[Items from a data source]
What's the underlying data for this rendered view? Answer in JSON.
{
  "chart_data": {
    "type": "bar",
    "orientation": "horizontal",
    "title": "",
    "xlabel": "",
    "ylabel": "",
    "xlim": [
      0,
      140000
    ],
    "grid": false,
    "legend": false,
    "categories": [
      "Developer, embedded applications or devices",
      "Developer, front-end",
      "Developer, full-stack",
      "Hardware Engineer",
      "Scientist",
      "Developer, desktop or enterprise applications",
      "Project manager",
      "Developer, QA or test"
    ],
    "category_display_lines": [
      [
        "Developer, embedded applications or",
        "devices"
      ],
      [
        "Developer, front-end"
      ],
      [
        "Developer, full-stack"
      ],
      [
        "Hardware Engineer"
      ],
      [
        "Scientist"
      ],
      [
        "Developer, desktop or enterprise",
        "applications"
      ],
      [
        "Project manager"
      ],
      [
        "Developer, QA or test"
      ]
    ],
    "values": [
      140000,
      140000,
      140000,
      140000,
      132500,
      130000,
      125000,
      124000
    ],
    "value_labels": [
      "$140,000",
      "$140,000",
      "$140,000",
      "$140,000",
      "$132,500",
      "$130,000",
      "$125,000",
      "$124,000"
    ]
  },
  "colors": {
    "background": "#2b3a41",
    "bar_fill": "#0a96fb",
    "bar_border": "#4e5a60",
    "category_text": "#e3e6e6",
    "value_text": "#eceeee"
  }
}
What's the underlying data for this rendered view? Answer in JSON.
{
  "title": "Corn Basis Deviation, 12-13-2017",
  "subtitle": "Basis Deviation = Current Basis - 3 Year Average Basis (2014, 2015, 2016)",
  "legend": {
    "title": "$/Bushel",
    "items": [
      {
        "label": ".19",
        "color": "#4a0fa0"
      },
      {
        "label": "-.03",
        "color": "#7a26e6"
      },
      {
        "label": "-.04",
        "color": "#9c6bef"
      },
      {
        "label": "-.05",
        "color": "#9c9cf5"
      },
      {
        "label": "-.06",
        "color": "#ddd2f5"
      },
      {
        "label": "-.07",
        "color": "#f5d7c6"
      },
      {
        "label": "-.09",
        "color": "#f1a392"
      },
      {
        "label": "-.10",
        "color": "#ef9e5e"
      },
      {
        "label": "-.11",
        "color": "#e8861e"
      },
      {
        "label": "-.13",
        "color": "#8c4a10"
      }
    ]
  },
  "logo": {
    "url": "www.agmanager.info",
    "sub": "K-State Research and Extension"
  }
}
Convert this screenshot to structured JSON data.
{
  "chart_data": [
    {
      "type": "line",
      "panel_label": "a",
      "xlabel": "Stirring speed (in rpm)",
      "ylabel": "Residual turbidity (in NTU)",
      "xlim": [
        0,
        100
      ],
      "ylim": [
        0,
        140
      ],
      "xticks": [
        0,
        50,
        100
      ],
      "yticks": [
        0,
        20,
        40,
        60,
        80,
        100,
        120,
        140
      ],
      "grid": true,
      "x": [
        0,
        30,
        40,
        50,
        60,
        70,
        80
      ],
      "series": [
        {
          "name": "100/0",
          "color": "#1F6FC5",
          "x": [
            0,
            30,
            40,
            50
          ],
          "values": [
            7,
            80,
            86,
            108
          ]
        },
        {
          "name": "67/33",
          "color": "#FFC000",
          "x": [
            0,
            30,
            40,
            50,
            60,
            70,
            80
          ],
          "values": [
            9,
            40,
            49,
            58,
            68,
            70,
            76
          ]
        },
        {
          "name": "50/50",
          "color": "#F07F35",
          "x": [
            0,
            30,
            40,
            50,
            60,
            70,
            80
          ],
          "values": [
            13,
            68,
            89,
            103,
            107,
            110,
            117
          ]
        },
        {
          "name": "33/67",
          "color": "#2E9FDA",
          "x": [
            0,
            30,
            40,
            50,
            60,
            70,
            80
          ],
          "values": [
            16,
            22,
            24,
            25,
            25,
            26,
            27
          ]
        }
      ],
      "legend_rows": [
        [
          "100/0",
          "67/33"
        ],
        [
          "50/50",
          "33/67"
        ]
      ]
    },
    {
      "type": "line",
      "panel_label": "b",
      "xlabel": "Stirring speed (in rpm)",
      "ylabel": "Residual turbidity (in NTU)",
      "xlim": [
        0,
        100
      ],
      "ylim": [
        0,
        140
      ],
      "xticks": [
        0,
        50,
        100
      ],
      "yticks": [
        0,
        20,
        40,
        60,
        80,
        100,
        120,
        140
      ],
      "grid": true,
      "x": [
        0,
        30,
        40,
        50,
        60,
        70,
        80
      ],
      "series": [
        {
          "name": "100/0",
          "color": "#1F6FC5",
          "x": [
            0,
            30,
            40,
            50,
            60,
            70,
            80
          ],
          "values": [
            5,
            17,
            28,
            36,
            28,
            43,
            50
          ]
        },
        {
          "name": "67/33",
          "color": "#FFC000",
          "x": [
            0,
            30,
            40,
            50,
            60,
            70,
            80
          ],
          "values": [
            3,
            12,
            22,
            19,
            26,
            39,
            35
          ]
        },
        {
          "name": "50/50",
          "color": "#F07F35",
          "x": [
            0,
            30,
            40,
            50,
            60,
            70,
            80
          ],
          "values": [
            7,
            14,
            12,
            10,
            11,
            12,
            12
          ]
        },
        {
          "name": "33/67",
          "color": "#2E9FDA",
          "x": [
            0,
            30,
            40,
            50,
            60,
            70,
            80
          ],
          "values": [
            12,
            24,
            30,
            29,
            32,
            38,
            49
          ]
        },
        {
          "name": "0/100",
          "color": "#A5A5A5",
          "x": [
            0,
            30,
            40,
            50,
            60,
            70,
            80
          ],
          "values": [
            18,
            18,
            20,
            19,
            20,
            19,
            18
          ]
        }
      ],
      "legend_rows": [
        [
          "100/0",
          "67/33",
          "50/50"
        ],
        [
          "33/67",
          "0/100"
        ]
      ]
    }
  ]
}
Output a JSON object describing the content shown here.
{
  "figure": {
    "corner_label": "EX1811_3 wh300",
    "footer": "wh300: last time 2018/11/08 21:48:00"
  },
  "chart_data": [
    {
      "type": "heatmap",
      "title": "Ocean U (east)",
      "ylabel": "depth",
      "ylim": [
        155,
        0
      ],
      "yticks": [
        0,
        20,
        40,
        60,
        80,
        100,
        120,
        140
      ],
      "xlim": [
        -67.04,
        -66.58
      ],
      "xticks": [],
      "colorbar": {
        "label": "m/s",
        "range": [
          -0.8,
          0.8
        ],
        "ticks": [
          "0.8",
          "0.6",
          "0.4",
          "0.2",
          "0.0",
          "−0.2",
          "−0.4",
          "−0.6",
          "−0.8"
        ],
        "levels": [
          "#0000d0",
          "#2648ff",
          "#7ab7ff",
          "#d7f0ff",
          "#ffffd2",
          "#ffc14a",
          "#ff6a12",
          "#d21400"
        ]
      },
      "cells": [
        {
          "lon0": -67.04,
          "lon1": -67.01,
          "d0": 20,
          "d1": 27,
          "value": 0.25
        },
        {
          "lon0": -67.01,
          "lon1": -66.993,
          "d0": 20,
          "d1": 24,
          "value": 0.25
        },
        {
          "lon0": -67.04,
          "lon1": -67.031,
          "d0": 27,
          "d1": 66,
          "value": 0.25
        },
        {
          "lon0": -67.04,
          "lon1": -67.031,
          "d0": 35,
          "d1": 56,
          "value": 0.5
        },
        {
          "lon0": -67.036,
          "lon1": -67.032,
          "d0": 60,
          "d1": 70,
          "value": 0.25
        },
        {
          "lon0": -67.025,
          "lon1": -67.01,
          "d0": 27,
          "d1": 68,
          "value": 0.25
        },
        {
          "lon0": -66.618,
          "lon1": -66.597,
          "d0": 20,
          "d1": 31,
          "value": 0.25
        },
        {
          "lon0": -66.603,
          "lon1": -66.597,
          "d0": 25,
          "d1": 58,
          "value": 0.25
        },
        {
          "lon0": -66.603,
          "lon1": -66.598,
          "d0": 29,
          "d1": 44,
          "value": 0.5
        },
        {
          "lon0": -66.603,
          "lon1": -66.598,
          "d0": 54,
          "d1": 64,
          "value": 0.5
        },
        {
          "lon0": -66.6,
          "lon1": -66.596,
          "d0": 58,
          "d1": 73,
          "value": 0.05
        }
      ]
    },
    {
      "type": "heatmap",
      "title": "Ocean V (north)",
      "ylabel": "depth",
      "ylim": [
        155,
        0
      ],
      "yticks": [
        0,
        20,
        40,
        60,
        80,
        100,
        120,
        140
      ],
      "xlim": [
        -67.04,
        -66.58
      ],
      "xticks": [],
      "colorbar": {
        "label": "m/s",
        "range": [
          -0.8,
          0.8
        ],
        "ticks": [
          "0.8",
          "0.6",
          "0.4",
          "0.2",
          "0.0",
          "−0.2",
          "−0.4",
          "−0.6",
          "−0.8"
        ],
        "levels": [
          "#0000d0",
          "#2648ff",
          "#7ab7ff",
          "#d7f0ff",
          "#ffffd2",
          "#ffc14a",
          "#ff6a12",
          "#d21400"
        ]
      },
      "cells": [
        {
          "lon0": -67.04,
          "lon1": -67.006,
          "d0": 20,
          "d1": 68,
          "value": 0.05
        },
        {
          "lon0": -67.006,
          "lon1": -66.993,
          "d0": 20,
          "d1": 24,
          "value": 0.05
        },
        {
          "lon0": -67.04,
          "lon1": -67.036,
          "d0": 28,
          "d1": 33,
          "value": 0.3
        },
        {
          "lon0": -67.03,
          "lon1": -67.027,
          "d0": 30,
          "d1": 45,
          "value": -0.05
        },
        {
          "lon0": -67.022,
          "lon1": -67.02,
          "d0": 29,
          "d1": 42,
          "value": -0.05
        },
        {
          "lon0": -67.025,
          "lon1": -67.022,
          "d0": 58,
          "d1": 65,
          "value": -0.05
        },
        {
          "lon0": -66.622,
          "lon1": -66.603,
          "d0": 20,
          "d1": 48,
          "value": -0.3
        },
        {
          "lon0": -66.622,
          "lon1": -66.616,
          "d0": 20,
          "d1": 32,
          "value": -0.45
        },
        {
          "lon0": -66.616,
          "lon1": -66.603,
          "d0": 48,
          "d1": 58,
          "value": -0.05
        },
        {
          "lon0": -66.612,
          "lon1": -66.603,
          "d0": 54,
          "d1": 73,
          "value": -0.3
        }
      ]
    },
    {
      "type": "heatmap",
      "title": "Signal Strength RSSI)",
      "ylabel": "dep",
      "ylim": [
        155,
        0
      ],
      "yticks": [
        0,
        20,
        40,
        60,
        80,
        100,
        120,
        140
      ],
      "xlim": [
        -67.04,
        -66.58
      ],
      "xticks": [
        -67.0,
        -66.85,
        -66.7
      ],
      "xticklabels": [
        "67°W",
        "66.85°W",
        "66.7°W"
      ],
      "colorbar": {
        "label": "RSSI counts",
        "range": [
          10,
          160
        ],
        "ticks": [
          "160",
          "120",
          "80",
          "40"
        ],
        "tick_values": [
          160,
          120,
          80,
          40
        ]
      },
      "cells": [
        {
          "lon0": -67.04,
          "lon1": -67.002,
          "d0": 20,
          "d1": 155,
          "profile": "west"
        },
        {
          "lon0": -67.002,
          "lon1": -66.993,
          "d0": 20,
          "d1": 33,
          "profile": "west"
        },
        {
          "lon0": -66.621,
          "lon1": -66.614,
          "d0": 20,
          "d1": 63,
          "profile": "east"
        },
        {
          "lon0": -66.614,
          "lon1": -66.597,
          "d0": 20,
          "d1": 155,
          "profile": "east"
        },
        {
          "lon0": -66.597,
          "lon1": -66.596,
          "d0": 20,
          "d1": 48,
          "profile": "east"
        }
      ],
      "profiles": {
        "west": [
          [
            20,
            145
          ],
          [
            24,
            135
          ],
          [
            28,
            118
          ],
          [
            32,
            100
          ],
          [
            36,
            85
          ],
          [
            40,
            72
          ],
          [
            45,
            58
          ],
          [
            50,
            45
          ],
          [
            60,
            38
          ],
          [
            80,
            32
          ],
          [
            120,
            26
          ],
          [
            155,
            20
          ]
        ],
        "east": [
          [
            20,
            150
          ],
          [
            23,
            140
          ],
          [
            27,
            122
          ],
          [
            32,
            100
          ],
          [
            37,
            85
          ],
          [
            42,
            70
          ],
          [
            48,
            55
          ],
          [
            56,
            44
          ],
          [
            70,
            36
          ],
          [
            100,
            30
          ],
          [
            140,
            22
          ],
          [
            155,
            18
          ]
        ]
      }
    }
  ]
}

_What is needed:_ Find every line in the entries that includes the word "Ocean", then state how many there are and nothing else.

_Finished task:_ 2